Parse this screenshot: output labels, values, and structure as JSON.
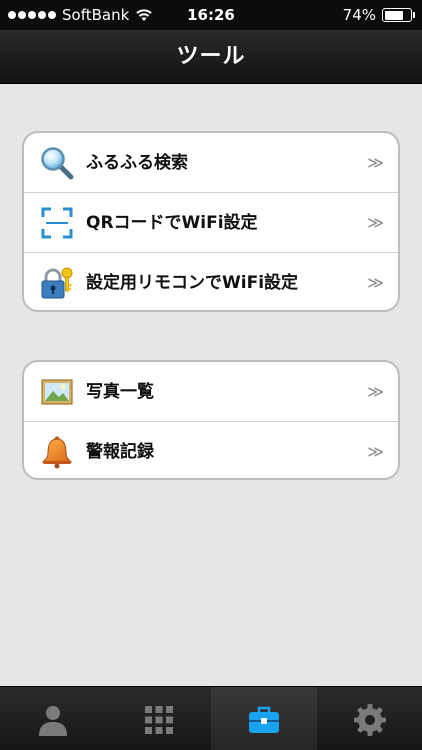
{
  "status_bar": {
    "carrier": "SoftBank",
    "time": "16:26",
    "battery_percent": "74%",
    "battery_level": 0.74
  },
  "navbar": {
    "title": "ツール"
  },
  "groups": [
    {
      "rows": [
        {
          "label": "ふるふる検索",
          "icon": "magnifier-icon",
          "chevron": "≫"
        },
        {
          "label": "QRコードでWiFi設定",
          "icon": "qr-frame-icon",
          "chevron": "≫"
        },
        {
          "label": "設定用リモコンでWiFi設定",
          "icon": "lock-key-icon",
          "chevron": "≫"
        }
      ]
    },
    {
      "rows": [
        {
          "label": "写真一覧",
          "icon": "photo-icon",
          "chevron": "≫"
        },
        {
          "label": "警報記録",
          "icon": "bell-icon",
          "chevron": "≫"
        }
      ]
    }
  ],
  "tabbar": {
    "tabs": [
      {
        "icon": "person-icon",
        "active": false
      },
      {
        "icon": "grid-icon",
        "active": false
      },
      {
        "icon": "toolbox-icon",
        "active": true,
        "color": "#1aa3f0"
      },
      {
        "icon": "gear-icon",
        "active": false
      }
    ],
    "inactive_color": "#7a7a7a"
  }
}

--

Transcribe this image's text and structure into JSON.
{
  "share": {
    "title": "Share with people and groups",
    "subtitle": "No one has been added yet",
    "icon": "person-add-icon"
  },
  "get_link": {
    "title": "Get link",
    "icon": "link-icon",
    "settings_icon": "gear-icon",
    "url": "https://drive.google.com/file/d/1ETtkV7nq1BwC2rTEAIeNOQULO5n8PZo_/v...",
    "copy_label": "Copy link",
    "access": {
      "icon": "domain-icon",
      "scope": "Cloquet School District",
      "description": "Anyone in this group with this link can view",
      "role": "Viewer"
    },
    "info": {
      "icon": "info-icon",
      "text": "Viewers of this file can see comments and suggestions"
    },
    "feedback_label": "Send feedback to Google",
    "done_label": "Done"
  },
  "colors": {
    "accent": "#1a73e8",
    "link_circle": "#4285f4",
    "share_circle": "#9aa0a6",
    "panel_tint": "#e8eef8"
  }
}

What is asked:
Copy every line above in which the string "person" shows up.

Reply:
        "icon": "person-icon",
    "icon": "person-add-icon"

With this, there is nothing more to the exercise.